Collected data
* * *
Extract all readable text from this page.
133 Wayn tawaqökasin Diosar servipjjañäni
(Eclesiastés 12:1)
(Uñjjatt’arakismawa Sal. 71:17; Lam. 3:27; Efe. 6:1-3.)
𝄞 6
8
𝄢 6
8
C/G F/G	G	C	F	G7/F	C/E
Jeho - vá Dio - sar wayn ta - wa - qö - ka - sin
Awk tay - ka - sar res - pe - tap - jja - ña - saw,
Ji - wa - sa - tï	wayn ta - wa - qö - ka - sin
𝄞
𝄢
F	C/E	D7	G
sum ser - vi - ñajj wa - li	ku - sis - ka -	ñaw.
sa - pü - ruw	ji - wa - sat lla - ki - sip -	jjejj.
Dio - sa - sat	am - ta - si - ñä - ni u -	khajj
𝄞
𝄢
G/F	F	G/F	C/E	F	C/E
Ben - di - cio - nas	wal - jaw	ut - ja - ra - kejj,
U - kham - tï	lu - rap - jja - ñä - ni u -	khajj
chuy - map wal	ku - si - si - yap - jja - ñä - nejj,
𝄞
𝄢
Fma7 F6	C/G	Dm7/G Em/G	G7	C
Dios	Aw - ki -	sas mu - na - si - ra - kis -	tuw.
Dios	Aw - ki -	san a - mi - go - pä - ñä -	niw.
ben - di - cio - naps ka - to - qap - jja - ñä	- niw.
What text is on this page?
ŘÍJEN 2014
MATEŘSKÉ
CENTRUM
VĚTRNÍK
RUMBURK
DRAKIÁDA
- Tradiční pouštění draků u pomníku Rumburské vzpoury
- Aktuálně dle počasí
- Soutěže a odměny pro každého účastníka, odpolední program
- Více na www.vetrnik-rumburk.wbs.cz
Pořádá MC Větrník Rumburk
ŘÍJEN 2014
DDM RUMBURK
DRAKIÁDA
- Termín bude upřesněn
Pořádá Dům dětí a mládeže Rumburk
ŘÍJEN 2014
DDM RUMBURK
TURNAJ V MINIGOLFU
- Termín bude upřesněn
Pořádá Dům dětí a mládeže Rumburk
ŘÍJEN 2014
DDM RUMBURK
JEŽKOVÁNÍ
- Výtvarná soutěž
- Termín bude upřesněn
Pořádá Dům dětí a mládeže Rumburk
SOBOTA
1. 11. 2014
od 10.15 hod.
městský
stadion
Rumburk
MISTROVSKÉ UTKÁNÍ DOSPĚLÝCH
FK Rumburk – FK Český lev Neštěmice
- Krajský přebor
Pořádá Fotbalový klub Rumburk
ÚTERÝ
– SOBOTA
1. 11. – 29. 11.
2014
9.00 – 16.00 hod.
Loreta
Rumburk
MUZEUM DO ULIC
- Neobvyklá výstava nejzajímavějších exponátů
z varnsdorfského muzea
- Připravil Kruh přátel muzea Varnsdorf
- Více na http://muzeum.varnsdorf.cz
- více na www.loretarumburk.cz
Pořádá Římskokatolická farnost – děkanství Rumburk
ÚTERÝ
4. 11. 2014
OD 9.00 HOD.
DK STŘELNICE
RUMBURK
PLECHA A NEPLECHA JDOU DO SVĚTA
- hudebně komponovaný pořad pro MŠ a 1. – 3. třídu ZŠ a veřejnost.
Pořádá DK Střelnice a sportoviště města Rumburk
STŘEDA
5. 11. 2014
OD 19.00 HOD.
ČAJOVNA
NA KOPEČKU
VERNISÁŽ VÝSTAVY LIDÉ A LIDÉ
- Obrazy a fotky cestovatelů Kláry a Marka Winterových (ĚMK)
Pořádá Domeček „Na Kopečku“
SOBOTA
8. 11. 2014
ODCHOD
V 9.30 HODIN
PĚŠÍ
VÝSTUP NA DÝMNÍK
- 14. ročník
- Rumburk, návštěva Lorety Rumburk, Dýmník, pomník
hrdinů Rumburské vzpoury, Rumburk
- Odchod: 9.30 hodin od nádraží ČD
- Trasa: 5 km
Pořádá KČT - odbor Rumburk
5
* * *
YOUR TASK >>
Which lines hold the word "this"? Copy all of them.

EXERCISE ANSWER >>
Extract all readable text from this page.
What text is on this page?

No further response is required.